### Record extracts
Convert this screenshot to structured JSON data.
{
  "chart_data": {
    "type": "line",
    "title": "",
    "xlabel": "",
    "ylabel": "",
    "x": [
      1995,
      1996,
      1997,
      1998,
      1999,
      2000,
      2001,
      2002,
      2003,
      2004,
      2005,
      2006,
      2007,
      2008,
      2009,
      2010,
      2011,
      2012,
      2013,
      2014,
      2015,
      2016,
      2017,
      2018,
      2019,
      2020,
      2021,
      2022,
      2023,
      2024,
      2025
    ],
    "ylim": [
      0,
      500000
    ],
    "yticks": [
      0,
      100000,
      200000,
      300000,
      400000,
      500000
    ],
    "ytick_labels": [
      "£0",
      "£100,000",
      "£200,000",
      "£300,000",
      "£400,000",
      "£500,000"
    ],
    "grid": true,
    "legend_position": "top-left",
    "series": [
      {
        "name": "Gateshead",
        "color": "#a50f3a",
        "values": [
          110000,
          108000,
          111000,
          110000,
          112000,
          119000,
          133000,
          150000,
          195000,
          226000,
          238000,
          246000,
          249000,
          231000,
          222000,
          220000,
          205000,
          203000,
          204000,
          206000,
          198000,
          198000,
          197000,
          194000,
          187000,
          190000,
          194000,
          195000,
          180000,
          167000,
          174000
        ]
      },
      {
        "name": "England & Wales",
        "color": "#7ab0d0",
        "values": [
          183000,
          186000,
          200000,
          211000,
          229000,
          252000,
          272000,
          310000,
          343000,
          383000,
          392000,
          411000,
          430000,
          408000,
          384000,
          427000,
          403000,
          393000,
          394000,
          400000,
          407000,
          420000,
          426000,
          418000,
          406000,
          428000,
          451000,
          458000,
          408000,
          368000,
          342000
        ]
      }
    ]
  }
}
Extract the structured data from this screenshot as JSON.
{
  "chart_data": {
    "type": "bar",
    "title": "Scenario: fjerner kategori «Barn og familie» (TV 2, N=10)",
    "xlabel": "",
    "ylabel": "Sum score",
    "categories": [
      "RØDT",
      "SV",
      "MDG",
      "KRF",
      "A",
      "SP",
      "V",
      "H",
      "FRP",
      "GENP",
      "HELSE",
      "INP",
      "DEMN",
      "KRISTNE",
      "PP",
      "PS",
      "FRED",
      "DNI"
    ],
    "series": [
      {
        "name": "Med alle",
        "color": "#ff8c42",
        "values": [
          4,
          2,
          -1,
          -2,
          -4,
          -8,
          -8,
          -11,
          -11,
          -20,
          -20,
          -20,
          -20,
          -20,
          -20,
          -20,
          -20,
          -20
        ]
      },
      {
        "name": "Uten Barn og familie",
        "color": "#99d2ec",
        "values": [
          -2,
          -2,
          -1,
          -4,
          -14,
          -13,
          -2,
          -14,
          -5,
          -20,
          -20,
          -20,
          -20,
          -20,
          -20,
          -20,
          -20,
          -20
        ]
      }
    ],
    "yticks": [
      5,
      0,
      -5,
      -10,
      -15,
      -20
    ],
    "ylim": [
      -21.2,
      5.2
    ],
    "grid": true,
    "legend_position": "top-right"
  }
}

### Stated goal
Which lines of the data above contain "name"? Copy each one.

### Exercise answer
        "name": "Gateshead",
        "name": "England & Wales",
        "name": "Med alle",
        "name": "Uten Barn og familie",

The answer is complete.